* **TO BE DONE**: Present every line in which the string "JSON" appears.

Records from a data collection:
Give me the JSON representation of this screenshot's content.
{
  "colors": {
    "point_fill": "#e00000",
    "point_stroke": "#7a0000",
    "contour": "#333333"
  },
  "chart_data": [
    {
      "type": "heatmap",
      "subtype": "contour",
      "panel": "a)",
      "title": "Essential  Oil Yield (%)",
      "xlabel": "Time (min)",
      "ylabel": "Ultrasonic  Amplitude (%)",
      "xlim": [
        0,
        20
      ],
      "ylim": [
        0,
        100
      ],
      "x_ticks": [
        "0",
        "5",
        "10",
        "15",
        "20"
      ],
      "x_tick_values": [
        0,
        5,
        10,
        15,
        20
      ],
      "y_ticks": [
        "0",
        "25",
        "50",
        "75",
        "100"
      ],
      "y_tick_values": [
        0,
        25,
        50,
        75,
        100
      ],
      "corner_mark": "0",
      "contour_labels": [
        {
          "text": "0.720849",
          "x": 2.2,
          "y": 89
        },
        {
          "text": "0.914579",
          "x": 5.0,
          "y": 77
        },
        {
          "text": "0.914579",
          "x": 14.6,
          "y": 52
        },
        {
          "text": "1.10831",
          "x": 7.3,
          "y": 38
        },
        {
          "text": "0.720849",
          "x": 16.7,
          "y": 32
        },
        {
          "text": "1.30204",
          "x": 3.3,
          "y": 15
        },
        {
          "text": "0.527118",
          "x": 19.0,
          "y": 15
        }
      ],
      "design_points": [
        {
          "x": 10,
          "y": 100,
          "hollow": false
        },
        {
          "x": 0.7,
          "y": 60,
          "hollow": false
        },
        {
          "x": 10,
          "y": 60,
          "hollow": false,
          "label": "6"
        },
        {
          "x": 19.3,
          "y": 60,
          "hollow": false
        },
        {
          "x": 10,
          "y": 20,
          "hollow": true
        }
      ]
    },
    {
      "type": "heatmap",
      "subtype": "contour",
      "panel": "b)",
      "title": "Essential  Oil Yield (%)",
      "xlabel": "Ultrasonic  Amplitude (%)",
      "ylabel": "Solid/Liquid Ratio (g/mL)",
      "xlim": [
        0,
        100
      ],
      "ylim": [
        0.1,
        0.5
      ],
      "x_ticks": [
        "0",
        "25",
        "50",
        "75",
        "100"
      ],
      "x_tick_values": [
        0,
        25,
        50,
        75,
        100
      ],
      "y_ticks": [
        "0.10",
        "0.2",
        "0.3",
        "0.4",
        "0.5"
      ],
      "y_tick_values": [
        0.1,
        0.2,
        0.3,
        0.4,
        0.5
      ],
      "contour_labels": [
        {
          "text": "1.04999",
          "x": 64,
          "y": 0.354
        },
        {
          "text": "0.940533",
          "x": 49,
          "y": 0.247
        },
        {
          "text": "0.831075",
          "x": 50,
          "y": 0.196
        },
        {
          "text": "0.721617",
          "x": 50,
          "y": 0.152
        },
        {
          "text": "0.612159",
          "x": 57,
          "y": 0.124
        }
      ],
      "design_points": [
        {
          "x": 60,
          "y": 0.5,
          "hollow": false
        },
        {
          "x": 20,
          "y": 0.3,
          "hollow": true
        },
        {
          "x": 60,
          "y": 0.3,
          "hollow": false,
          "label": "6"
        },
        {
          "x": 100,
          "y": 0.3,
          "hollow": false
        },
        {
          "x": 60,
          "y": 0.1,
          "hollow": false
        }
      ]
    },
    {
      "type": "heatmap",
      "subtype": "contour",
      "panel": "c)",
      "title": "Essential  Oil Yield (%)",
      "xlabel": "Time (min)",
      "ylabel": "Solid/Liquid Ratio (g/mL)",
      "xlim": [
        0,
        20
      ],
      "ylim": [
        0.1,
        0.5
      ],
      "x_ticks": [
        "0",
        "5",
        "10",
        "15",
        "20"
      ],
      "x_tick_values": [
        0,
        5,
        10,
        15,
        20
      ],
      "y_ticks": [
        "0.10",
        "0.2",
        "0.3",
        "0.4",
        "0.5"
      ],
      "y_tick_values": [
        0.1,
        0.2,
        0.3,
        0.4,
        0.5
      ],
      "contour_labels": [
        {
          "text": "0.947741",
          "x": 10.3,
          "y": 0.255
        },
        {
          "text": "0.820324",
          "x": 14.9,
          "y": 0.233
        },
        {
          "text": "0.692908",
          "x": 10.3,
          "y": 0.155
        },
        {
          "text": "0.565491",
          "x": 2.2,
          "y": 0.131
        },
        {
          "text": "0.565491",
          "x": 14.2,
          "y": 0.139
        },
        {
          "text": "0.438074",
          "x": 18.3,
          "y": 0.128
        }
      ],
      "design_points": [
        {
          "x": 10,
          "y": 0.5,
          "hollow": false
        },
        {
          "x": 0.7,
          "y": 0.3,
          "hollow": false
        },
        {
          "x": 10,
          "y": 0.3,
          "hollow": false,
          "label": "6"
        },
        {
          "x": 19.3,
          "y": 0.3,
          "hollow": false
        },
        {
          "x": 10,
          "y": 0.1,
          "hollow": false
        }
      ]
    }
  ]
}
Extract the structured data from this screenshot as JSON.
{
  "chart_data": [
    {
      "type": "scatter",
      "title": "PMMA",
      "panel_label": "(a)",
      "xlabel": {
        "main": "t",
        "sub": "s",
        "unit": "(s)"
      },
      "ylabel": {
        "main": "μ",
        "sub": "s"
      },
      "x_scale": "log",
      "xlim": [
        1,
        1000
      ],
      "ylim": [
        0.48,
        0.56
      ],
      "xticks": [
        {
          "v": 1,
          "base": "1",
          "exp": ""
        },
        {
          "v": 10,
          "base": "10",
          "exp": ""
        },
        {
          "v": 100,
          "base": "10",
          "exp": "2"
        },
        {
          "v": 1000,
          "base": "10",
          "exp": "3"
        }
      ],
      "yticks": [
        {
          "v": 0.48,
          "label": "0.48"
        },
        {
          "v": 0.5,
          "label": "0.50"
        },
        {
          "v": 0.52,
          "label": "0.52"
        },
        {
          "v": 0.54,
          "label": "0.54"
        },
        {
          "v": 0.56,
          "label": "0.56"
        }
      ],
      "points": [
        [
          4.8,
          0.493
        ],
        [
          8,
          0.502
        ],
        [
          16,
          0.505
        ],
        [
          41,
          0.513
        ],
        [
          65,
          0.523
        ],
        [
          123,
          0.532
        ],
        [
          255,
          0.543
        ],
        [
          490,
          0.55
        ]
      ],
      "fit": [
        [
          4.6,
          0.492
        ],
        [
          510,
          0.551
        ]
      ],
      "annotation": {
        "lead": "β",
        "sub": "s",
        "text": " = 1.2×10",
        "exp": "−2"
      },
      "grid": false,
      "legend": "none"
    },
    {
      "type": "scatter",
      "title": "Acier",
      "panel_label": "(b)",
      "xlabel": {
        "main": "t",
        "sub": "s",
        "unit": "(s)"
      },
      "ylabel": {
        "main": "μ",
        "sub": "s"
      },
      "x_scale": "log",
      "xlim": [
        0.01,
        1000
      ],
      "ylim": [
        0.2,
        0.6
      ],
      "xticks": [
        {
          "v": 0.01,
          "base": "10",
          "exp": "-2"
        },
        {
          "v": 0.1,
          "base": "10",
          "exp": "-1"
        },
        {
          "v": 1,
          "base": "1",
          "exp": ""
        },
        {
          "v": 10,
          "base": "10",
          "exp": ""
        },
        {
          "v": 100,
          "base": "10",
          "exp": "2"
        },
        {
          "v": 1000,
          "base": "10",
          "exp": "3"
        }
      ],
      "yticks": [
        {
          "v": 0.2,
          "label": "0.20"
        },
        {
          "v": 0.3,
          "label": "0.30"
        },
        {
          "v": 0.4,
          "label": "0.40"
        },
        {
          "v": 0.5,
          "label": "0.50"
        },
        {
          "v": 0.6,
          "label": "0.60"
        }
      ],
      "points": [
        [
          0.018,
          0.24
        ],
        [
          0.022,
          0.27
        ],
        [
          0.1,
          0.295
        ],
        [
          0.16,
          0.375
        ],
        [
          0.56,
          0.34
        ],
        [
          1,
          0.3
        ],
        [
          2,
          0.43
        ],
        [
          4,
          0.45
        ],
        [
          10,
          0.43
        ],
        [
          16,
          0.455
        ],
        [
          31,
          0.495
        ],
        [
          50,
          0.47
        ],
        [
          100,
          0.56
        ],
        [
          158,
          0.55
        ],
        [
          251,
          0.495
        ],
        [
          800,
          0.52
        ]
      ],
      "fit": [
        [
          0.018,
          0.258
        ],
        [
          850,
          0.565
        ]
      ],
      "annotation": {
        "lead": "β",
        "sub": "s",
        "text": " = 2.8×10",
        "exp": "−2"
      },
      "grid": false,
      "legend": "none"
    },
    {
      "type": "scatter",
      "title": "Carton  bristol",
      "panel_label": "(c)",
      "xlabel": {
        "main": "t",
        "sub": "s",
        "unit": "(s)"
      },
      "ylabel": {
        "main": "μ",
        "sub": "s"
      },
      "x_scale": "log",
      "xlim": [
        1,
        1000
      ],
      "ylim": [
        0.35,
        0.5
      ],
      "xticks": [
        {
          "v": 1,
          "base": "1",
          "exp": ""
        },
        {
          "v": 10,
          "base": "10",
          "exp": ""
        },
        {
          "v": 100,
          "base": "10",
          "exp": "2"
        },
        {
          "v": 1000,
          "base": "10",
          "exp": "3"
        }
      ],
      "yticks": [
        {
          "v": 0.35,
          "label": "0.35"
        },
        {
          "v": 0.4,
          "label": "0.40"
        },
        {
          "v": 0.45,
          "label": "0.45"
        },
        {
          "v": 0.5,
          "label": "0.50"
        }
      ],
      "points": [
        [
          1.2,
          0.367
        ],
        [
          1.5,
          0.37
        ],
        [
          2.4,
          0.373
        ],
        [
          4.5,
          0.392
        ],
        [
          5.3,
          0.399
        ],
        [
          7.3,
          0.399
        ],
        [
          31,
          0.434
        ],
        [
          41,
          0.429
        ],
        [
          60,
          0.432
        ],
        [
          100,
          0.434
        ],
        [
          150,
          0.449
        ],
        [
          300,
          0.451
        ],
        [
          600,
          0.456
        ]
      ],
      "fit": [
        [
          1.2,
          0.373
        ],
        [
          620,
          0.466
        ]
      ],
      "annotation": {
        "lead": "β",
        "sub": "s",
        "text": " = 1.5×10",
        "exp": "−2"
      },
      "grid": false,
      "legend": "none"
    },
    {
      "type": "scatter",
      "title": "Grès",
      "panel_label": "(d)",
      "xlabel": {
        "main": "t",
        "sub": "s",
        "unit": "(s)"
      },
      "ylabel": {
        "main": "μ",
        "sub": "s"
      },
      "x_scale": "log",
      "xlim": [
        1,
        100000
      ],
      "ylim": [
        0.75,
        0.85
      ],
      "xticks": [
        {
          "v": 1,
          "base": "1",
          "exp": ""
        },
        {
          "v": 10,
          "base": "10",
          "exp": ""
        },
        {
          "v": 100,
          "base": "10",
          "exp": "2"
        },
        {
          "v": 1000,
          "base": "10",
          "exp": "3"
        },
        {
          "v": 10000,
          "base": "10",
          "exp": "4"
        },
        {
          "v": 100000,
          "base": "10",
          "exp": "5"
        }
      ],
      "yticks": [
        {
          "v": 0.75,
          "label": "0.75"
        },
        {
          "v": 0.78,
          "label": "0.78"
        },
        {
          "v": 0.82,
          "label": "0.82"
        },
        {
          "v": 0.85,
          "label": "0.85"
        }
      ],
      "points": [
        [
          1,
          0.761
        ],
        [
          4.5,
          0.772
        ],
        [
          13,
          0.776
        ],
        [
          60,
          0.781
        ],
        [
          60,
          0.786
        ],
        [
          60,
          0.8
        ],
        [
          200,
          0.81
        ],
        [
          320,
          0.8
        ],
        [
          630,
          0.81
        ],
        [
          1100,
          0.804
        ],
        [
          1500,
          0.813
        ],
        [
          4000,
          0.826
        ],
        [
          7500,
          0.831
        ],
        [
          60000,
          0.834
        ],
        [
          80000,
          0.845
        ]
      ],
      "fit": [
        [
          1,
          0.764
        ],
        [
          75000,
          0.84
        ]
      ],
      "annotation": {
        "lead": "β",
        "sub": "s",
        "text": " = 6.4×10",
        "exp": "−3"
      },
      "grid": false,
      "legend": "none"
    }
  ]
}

* **COMPLETED EXERCISE**:
Give me the JSON representation of this screenshot's content.
Extract the structured data from this screenshot as JSON.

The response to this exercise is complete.